WHAT YOU ARE ASKED TO DO -
Retype the material that follows, keeping every word as it is.

WORKING DATA -
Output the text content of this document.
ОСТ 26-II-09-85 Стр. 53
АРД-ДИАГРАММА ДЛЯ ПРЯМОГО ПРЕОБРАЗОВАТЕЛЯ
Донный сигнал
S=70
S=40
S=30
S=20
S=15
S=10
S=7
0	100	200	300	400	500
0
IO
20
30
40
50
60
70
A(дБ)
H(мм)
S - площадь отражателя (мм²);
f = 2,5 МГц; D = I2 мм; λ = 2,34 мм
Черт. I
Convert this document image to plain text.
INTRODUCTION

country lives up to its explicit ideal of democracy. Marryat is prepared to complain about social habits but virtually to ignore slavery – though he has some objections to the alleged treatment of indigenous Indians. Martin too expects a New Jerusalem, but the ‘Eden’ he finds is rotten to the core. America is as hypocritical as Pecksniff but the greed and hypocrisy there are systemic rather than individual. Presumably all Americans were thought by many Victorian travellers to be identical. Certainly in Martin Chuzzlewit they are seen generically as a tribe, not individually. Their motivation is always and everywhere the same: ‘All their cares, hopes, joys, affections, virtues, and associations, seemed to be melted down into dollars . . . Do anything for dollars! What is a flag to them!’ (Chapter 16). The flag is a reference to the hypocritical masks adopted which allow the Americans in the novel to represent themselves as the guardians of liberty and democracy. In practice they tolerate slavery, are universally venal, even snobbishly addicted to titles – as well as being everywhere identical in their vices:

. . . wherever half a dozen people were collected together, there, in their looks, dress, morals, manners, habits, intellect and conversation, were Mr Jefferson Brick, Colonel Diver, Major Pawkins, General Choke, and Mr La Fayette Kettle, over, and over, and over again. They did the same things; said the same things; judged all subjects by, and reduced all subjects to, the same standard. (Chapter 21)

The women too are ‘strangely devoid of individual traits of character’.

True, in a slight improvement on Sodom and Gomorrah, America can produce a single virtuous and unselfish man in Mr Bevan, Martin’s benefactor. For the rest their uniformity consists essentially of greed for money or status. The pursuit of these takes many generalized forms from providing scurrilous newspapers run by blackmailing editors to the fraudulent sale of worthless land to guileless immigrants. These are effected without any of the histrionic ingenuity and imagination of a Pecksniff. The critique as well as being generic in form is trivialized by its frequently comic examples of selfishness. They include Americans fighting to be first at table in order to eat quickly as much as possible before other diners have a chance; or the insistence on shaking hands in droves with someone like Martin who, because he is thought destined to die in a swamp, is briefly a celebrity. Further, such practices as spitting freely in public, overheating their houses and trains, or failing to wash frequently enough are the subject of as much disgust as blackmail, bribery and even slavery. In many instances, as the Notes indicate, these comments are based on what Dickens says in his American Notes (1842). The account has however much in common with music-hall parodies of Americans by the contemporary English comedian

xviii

EXERCISE ANSWER -
Output the text content of this document.
ОСТ 26-II-09-85 Стр. 53
АРД-ДИАГРАММА ДЛЯ ПРЯМОГО ПРЕОБРАЗОВАТЕЛЯ
Донный сигнал
S=70
S=40
S=30
S=20
S=15
S=10
S=7
0	100	200	300	400	500
0
IO
20
30
40
50
60
70
A(дБ)
H(мм)
S - площадь отражателя (мм²);
f = 2,5 МГц; D = I2 мм; λ = 2,34 мм
Черт. I
Convert this document image to plain text.
INTRODUCTION

country lives up to its explicit ideal of democracy. Marryat is prepared to complain about social habits but virtually to ignore slavery – though he has some objections to the alleged treatment of indigenous Indians. Martin too expects a New Jerusalem, but the ‘Eden’ he finds is rotten to the core. America is as hypocritical as Pecksniff but the greed and hypocrisy there are systemic rather than individual. Presumably all Americans were thought by many Victorian travellers to be identical. Certainly in Martin Chuzzlewit they are seen generically as a tribe, not individually. Their motivation is always and everywhere the same: ‘All their cares, hopes, joys, affections, virtues, and associations, seemed to be melted down into dollars . . . Do anything for dollars! What is a flag to them!’ (Chapter 16). The flag is a reference to the hypocritical masks adopted which allow the Americans in the novel to represent themselves as the guardians of liberty and democracy. In practice they tolerate slavery, are universally venal, even snobbishly addicted to titles – as well as being everywhere identical in their vices:

. . . wherever half a dozen people were collected together, there, in their looks, dress, morals, manners, habits, intellect and conversation, were Mr Jefferson Brick, Colonel Diver, Major Pawkins, General Choke, and Mr La Fayette Kettle, over, and over, and over again. They did the same things; said the same things; judged all subjects by, and reduced all subjects to, the same standard. (Chapter 21)

The women too are ‘strangely devoid of individual traits of character’.

True, in a slight improvement on Sodom and Gomorrah, America can produce a single virtuous and unselfish man in Mr Bevan, Martin’s benefactor. For the rest their uniformity consists essentially of greed for money or status. The pursuit of these takes many generalized forms from providing scurrilous newspapers run by blackmailing editors to the fraudulent sale of worthless land to guileless immigrants. These are effected without any of the histrionic ingenuity and imagination of a Pecksniff. The critique as well as being generic in form is trivialized by its frequently comic examples of selfishness. They include Americans fighting to be first at table in order to eat quickly as much as possible before other diners have a chance; or the insistence on shaking hands in droves with someone like Martin who, because he is thought destined to die in a swamp, is briefly a celebrity. Further, such practices as spitting freely in public, overheating their houses and trains, or failing to wash frequently enough are the subject of as much disgust as blackmail, bribery and even slavery. In many instances, as the Notes indicate, these comments are based on what Dickens says in his American Notes (1842). The account has however much in common with music-hall parodies of Americans by the contemporary English comedian

xviii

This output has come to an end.